▶ Provided material:
....................

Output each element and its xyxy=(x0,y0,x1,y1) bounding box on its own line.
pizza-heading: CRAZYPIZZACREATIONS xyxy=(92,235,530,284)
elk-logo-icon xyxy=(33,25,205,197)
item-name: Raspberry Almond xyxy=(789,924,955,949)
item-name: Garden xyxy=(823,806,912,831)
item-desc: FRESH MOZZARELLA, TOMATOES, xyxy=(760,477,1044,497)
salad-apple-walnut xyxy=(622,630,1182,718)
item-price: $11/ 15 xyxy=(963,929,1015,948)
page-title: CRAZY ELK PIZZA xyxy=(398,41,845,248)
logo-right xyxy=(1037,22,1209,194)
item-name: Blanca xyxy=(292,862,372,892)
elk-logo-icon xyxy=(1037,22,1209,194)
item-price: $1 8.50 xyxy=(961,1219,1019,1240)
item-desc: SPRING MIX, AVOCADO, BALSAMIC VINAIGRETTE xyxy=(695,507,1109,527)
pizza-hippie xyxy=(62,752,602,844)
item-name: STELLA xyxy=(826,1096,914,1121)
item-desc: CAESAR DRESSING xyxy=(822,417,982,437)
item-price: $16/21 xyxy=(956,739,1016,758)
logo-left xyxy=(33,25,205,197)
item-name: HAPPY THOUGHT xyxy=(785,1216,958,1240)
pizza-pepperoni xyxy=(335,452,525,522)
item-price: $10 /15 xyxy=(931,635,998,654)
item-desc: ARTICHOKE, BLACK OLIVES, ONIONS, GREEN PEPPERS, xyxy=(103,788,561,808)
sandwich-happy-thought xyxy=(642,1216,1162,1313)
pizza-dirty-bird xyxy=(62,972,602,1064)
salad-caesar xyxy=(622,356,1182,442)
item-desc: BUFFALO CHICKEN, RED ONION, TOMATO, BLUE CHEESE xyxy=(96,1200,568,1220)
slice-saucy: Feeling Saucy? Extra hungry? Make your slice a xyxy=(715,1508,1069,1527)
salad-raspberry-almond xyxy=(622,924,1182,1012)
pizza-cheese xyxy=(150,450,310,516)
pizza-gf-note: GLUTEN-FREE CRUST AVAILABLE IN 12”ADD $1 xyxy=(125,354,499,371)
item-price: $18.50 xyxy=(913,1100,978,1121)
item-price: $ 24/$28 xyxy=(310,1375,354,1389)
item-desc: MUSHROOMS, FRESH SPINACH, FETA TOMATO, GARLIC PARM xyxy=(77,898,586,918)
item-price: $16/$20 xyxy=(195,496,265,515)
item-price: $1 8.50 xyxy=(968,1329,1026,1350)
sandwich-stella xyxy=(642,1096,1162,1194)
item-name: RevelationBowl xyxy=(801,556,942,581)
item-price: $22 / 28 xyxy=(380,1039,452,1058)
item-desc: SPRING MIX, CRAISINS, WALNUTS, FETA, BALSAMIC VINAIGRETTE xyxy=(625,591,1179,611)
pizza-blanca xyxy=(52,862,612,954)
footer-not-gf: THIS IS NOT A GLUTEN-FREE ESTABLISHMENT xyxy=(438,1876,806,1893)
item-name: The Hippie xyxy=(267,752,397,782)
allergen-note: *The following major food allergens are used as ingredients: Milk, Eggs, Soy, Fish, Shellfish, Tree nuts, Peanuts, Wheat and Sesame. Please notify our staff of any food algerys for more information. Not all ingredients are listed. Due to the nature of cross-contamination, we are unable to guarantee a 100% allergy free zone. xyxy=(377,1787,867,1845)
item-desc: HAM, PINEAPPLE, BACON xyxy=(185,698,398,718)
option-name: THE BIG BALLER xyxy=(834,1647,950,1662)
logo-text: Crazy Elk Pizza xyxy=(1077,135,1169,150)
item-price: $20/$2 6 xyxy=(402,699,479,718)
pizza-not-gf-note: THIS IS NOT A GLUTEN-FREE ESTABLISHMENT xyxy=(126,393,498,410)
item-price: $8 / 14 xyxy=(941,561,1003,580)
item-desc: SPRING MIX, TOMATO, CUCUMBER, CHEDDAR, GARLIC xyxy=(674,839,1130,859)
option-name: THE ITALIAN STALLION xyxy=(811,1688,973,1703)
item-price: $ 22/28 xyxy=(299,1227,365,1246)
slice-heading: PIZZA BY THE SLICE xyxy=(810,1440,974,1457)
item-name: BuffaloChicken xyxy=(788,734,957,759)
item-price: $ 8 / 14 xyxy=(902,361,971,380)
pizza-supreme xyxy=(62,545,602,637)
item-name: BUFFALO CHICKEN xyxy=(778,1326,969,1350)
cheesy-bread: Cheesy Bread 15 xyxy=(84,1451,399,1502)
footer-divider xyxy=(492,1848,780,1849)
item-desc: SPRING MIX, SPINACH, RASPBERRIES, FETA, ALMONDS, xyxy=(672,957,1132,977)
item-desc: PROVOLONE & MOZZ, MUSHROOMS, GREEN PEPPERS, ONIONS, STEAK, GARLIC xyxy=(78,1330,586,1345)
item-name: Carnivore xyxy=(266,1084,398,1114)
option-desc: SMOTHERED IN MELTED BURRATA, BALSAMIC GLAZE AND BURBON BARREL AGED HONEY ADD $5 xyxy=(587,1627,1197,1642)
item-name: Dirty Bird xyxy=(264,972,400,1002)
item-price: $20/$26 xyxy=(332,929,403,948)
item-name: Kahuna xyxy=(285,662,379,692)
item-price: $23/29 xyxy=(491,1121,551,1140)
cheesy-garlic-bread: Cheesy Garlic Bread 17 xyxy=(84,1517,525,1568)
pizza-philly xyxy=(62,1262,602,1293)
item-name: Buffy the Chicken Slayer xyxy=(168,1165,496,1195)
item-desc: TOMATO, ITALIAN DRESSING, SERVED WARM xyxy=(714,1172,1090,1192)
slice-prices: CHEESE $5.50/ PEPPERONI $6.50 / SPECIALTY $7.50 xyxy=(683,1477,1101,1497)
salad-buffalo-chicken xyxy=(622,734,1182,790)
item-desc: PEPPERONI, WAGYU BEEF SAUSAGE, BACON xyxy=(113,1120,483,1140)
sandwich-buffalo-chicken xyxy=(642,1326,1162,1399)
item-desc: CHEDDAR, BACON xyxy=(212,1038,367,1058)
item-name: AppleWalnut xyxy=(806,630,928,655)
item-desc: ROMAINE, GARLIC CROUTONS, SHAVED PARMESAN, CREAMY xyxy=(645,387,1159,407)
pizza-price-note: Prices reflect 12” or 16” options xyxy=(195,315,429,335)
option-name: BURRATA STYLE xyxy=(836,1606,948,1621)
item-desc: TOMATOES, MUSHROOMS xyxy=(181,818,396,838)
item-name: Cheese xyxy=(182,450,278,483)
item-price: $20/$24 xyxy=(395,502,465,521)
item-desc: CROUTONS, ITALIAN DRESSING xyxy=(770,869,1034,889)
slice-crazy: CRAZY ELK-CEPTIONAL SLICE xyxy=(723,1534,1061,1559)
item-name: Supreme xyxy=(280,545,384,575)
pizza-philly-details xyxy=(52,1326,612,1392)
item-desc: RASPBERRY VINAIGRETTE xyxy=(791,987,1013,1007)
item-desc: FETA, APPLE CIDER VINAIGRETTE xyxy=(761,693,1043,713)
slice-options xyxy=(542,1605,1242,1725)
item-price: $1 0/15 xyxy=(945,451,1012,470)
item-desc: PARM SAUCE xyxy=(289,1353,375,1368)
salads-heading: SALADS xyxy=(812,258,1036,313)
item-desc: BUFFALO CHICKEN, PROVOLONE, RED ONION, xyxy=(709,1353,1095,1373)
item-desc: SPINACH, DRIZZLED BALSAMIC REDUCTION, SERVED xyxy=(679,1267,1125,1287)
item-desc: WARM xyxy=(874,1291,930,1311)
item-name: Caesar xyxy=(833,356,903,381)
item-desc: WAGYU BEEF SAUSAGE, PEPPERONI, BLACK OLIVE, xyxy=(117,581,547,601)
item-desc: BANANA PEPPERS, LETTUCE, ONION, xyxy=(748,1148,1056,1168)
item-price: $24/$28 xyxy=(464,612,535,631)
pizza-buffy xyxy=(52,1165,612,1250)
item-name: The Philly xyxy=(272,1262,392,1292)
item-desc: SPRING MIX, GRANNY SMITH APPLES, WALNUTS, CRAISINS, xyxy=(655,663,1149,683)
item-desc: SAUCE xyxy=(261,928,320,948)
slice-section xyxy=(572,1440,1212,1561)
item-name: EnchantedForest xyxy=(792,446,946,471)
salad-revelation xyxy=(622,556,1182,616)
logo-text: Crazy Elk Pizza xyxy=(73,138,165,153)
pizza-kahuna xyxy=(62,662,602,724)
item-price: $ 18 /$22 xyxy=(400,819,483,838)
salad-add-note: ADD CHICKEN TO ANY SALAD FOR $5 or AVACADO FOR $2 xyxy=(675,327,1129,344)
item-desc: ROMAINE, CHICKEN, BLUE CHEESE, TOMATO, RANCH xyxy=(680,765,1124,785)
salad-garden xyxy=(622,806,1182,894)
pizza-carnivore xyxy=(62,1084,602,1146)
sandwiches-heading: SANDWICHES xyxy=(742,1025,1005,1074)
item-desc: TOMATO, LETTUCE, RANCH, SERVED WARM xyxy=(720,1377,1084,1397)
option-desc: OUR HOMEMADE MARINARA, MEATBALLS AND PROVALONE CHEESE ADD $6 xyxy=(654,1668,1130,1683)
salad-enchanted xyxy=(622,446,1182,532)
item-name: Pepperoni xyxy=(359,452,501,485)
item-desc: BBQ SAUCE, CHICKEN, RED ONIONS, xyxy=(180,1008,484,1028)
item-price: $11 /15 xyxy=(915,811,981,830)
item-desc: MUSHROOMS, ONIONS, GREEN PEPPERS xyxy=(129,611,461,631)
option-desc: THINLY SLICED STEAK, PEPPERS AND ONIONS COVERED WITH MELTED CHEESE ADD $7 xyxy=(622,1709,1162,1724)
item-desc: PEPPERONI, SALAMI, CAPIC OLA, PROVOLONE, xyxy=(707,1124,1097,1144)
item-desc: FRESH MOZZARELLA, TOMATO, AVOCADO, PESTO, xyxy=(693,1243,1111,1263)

....................

Recast the records above as a JSON list of strings, one string per line, starting with the first line and going on through the line containing "pizza-hippie xyxy=(62,752,602,844)", and leave out any blank lines.

▶ Correct output:
[
  "Output each element and its xyxy=(x0,y0,x1,y1) bounding box on its own line.",
  "pizza-heading: CRAZYPIZZACREATIONS xyxy=(92,235,530,284)",
  "elk-logo-icon xyxy=(33,25,205,197)",
  "item-name: Raspberry Almond xyxy=(789,924,955,949)",
  "item-name: Garden xyxy=(823,806,912,831)",
  "item-desc: FRESH MOZZARELLA, TOMATOES, xyxy=(760,477,1044,497)",
  "salad-apple-walnut xyxy=(622,630,1182,718)",
  "item-price: $11/ 15 xyxy=(963,929,1015,948)",
  "page-title: CRAZY ELK PIZZA xyxy=(398,41,845,248)",
  "logo-right xyxy=(1037,22,1209,194)",
  "item-name: Blanca xyxy=(292,862,372,892)",
  "elk-logo-icon xyxy=(1037,22,1209,194)",
  "item-price: $1 8.50 xyxy=(961,1219,1019,1240)",
  "item-desc: SPRING MIX, AVOCADO, BALSAMIC VINAIGRETTE xyxy=(695,507,1109,527)",
  "pizza-hippie xyxy=(62,752,602,844)"
]